- _Fragmento del texto_
■ ■ ■ ■ ■ ■ ■

¿Para qué ser francmasón?

En el artículo primero de su Constitución, el Gran Oriente de Francia afirma:

La Francmasonería, institución esencialmente filantrópica, filosófica y progresiva, tiene por objeto la búsqueda de la verdad, el estudio de la moral y la práctica de la solidaridad […] La Francmasonería tiene como principios la tolerancia mutua, el respeto a los otros y a uno mismo y la libertad absoluta de conciencia. Considerando que las concepciones metafísicas son del dominio exclusivo de la apreciación individual de sus miembros, rechaza toda afirmación dogmática. Concede una importancia fundamental a la laicidad […]

¡Esto es todo!

 

La iniciación

La francmasonería presenta una dimensión única en el mundo occidental: la iniciación.

Iniciarse es entrar en una fraternidad y es también comprometerse en un camino de progresión personal merced a un ritual y unos símbolos. Por la utilización de estas “herramientas” comienza el nuevo iniciado su trabajo masónico, que es esencialmente “trabajo sobre sí mismo” en la más total libertad de conciencia.

■ ■ ■ ■ ■ ■ ■

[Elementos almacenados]
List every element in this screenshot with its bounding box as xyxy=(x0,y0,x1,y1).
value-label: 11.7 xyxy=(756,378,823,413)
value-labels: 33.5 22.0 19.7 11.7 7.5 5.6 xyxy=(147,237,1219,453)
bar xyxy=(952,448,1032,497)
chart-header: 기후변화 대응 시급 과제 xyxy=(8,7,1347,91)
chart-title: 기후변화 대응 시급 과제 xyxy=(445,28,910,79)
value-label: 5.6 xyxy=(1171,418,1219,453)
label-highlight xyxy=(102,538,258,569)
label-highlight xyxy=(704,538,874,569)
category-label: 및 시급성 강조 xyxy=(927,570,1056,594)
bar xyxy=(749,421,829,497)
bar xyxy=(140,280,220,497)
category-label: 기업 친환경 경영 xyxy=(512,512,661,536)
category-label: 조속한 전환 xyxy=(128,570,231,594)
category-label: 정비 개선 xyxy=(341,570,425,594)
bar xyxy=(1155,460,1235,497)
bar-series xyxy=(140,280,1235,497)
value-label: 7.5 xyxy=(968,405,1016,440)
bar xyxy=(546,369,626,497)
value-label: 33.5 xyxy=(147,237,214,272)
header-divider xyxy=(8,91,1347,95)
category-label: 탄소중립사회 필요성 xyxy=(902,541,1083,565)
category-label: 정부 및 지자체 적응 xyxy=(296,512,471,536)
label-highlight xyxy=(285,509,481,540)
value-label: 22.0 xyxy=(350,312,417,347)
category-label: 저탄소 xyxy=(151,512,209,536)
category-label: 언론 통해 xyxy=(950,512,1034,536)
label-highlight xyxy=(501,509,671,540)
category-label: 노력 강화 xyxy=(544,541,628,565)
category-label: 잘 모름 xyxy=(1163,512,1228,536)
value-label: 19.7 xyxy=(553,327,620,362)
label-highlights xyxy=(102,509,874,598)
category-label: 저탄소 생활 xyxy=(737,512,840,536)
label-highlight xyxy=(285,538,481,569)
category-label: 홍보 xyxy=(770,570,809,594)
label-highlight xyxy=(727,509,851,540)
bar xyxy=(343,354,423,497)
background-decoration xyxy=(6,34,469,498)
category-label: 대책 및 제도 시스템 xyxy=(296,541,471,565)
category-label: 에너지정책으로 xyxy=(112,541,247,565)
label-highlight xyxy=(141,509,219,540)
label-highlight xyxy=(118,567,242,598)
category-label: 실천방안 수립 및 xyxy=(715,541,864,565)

■ ■ ■ ■ ■ ■ ■

- _Tareas por resolver_
[1] Responde estas preguntas sobre el texto acerca de la francmasonería.
(a) ¿Qué organización hace la afirmación citada en el artículo primero de su Constitución?
(b) ¿Cuáles son los principios de la Francmasonería según esa cita?
(c) ¿Qué dimensión única presenta la francmasonería en el mundo occidental?
[2] Escribe la continuación del texto sobre la francmasonería a partir de su última oración.
Las líneas no intervienen en nada de esto.

- _Resultados de las tareas_
[1]
(a) El Gran Oriente de Francia.
(b) La tolerancia mutua, el respeto a los otros y a uno mismo y la libertad absoluta de conciencia.
(c) La iniciación.

[2]
A veces se oye hablar de “método masónico”: es el trabajo que hacemos en logia, siempre inacabado, que se va completando con la búsqueda individual que es lo propio del masón. La luz que busca cada masón (entendiendo “luz” en el sentido que se le daba en el siglo XVIII) ilumina su camino y disipa los condicionamientos del estatus social: iniciación y práctica del ritual contribuyen, de este modo, a la emancipación de los individuos.

“La francmasonería trabaja por la mejora material y moral, por el perfeccionamiento intelectual y social de la Humanidad”.